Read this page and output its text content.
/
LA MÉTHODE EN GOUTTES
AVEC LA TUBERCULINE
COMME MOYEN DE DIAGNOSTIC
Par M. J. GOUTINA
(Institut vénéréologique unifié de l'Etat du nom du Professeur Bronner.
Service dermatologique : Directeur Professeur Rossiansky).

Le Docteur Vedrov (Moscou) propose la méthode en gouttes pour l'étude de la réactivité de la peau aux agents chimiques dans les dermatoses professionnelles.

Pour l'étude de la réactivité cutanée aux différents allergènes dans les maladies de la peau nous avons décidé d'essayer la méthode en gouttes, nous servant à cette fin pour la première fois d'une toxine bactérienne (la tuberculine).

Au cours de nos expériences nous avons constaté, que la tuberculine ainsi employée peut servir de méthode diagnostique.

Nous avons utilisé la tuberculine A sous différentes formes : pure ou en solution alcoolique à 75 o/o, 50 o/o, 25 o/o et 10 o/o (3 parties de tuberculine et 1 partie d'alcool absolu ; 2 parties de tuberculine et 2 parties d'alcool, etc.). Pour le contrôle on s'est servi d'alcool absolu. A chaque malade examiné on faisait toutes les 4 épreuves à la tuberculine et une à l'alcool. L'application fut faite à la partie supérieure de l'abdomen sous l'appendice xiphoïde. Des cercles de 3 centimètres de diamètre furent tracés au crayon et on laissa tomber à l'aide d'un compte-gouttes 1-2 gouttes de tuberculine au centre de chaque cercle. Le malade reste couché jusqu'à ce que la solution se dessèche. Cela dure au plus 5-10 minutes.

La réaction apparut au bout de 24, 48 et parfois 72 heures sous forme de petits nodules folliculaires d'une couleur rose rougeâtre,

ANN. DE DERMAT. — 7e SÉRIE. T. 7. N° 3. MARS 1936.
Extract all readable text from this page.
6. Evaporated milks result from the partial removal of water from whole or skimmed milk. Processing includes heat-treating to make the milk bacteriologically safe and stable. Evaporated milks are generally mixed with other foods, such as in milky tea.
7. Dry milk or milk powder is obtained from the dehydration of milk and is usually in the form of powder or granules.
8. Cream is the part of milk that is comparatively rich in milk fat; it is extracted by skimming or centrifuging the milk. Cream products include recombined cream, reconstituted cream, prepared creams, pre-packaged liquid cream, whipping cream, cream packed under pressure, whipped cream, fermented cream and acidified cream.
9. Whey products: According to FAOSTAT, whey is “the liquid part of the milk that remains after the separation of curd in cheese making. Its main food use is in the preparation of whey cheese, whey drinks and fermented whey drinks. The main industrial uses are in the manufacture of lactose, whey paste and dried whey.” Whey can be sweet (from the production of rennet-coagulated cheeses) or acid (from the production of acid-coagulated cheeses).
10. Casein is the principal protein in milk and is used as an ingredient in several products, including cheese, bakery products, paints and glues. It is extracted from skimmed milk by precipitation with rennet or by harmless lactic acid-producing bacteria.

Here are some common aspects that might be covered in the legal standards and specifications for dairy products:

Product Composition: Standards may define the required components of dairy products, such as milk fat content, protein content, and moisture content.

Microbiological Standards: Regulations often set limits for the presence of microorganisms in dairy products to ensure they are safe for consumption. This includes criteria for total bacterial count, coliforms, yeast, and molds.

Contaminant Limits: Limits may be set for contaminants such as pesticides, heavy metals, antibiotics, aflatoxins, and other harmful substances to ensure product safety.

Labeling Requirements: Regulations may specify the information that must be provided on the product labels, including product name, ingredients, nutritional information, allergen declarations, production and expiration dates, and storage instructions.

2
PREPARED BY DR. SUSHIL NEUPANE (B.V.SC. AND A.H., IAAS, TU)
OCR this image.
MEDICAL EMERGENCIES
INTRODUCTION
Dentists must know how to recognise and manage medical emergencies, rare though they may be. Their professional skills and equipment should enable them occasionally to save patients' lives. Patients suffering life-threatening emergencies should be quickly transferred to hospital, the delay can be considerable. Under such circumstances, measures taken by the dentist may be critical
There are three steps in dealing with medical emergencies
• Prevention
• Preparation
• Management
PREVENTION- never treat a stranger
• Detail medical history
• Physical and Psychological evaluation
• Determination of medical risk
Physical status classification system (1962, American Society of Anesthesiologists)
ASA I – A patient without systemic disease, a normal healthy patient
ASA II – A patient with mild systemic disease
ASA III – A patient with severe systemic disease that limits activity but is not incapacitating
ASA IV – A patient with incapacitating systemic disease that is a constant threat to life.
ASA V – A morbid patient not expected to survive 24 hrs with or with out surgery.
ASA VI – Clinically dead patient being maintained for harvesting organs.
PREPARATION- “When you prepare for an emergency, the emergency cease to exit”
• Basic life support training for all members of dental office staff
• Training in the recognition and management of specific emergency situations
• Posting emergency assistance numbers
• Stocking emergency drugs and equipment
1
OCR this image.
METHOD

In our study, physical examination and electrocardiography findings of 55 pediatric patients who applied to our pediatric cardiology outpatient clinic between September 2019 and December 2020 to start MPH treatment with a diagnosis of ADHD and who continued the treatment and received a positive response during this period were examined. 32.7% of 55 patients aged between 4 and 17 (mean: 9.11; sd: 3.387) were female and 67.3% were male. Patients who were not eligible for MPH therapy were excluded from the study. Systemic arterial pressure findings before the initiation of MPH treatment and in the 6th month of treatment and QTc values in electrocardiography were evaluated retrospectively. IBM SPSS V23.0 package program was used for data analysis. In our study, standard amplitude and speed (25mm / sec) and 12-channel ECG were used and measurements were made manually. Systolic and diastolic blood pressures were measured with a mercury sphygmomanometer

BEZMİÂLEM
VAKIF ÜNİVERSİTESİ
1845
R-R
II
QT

* _Your goal_
If a line of the data contains the word "that", it should be counted; state the total and nothing more.

* _Answer_
6